> EXERCISE
Report every line in the listing that contains the string "JSON".

---

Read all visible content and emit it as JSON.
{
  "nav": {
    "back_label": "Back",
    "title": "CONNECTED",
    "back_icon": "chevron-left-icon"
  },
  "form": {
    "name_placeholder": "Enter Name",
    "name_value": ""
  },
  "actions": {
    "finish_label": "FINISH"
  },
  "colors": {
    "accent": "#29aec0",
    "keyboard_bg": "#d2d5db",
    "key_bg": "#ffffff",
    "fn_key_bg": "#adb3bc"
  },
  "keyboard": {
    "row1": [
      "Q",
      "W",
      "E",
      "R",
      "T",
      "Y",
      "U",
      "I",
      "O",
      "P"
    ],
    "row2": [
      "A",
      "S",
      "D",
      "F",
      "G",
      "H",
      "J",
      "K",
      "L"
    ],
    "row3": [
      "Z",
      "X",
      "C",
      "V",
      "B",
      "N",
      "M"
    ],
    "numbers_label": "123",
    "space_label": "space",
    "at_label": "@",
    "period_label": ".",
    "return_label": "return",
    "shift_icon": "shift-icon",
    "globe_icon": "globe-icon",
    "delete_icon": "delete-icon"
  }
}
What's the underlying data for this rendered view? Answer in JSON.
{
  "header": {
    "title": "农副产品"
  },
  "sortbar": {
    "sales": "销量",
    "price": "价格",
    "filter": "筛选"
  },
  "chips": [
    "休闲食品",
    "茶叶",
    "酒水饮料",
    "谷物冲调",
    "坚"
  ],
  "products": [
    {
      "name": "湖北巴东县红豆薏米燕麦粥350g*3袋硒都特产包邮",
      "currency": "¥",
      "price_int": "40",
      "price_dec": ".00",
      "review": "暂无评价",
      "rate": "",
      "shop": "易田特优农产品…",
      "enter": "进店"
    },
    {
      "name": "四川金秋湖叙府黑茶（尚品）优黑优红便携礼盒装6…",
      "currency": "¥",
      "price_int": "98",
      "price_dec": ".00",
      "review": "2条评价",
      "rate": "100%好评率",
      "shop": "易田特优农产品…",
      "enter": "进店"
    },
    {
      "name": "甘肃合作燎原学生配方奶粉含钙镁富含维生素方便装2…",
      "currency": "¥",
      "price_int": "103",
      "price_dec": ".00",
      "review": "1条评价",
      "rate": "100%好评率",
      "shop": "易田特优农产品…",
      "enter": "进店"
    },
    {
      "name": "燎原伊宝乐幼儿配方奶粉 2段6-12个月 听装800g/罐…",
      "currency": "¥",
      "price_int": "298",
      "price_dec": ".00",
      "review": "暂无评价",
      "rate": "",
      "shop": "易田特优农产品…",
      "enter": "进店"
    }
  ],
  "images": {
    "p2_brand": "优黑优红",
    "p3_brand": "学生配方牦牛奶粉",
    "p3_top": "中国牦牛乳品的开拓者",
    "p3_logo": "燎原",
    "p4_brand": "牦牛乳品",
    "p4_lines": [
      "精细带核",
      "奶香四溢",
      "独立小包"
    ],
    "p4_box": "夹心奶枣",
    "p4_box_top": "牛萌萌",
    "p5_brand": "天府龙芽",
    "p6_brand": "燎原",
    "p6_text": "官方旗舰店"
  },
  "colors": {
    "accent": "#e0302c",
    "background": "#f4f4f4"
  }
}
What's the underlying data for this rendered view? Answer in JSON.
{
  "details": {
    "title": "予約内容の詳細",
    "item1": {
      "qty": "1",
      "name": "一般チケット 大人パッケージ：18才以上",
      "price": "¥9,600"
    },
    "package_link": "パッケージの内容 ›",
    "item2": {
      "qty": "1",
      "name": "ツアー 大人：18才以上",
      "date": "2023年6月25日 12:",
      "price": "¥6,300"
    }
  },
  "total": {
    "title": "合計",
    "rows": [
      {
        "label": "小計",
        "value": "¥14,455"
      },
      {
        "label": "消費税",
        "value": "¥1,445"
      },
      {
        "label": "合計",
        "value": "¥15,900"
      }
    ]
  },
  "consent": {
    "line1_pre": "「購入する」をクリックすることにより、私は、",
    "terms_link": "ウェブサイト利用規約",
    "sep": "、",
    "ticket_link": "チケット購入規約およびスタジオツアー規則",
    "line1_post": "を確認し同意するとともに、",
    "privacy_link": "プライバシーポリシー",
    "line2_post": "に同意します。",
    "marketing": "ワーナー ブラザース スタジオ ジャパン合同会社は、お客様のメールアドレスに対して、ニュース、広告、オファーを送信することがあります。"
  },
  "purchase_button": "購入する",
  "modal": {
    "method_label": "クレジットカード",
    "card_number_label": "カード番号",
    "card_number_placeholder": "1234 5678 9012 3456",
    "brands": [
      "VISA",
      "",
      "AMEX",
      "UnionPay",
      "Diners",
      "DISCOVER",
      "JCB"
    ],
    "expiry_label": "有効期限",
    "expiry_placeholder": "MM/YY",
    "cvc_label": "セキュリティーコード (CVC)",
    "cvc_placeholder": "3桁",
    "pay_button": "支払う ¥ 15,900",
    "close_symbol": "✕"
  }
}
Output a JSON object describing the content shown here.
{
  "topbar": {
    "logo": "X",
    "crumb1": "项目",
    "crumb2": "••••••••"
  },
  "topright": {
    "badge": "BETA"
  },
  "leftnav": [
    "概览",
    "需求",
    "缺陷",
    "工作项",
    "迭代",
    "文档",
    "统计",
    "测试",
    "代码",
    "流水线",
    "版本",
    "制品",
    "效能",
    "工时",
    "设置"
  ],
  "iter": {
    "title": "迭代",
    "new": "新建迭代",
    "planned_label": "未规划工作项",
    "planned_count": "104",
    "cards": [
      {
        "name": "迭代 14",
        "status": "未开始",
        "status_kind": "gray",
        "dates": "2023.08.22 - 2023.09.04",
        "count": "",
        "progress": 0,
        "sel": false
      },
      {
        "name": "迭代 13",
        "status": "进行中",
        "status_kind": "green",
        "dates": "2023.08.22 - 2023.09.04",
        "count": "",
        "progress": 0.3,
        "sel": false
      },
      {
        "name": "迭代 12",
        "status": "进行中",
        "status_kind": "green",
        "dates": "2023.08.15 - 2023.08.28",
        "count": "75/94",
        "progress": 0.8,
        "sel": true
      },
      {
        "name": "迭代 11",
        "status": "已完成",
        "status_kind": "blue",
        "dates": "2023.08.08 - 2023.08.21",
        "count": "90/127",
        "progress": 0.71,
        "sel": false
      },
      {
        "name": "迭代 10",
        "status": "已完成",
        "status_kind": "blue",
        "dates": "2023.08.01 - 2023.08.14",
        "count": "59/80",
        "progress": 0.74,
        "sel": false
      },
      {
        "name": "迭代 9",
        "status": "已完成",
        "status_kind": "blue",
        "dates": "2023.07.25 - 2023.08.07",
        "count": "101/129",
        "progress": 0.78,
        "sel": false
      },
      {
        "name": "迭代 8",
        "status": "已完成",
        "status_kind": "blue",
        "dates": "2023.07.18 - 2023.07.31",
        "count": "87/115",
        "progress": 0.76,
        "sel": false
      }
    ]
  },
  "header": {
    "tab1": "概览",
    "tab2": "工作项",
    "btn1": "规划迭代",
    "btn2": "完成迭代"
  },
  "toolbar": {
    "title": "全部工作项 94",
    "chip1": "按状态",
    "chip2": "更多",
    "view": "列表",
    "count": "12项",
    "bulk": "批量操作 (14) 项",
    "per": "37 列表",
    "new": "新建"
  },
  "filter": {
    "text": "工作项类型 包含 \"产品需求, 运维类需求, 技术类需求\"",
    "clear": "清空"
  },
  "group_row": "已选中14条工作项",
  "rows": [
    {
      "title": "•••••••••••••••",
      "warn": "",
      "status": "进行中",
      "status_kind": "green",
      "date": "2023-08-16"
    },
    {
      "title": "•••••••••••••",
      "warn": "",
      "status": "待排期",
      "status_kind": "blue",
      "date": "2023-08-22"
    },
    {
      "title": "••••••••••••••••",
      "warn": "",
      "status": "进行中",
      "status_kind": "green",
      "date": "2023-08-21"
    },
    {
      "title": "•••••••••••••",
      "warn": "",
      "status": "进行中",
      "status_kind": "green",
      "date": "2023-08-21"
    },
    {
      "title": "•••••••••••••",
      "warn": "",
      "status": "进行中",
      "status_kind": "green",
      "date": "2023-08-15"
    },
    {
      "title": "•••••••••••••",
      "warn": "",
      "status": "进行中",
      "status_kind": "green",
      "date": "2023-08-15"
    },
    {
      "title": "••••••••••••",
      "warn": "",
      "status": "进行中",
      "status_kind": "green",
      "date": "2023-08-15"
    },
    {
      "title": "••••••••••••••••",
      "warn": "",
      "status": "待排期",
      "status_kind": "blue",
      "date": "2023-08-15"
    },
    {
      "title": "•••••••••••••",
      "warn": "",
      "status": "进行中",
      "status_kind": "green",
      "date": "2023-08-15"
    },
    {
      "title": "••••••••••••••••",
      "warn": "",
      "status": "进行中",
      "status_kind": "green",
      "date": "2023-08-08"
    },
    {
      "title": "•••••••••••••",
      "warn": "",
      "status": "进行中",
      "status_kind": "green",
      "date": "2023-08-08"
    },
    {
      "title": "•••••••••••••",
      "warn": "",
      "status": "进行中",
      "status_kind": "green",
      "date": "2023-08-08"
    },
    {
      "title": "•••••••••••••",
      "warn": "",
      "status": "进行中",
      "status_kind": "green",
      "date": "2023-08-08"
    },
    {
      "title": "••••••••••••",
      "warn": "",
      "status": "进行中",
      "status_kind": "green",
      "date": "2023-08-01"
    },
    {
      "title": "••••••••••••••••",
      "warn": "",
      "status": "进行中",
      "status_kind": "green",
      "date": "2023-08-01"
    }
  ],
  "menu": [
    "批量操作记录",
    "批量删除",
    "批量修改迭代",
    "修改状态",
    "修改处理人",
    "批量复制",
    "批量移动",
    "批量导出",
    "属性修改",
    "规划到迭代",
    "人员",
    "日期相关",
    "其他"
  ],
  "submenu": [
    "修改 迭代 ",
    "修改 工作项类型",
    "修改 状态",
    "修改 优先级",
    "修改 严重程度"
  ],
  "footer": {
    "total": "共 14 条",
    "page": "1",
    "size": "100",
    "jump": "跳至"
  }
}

---

> RIGHT ANSWER
Read all visible content and emit it as JSON.
What's the underlying data for this rendered view? Answer in JSON.
What's the underlying data for this rendered view? Answer in JSON.
Output a JSON object describing the content shown here.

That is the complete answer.